═══ Dataset records

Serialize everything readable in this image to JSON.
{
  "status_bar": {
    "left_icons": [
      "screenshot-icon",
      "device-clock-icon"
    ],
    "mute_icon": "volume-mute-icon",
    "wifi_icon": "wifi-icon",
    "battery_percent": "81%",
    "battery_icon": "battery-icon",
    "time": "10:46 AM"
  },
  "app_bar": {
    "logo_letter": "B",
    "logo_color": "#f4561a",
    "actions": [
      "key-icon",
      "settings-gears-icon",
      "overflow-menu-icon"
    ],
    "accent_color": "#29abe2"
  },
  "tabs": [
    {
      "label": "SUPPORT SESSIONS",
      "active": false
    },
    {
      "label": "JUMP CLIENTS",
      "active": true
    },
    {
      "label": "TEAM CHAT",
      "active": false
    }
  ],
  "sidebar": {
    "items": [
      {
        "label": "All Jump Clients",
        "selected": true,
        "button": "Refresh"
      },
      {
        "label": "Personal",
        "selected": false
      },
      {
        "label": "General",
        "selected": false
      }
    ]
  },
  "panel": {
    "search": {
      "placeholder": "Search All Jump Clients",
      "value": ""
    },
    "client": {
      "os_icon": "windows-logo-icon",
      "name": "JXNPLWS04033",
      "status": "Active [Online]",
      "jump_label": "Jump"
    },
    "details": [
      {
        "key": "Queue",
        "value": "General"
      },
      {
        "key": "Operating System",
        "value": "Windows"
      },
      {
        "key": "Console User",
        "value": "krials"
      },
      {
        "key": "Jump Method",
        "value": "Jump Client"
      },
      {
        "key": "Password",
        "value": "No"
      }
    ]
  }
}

══════

**What to produce**
Would you write down every record again, exactly?

**Final answer**
Serialize everything readable in this image to JSON.
{
  "status_bar": {
    "left_icons": [
      "screenshot-icon",
      "device-clock-icon"
    ],
    "mute_icon": "volume-mute-icon",
    "wifi_icon": "wifi-icon",
    "battery_percent": "81%",
    "battery_icon": "battery-icon",
    "time": "10:46 AM"
  },
  "app_bar": {
    "logo_letter": "B",
    "logo_color": "#f4561a",
    "actions": [
      "key-icon",
      "settings-gears-icon",
      "overflow-menu-icon"
    ],
    "accent_color": "#29abe2"
  },
  "tabs": [
    {
      "label": "SUPPORT SESSIONS",
      "active": false
    },
    {
      "label": "JUMP CLIENTS",
      "active": true
    },
    {
      "label": "TEAM CHAT",
      "active": false
    }
  ],
  "sidebar": {
    "items": [
      {
        "label": "All Jump Clients",
        "selected": true,
        "button": "Refresh"
      },
      {
        "label": "Personal",
        "selected": false
      },
      {
        "label": "General",
        "selected": false
      }
    ]
  },
  "panel": {
    "search": {
      "placeholder": "Search All Jump Clients",
      "value": ""
    },
    "client": {
      "os_icon": "windows-logo-icon",
      "name": "JXNPLWS04033",
      "status": "Active [Online]",
      "jump_label": "Jump"
    },
    "details": [
      {
        "key": "Queue",
        "value": "General"
      },
      {
        "key": "Operating System",
        "value": "Windows"
      },
      {
        "key": "Console User",
        "value": "krials"
      },
      {
        "key": "Jump Method",
        "value": "Jump Client"
      },
      {
        "key": "Password",
        "value": "No"
      }
    ]
  }
}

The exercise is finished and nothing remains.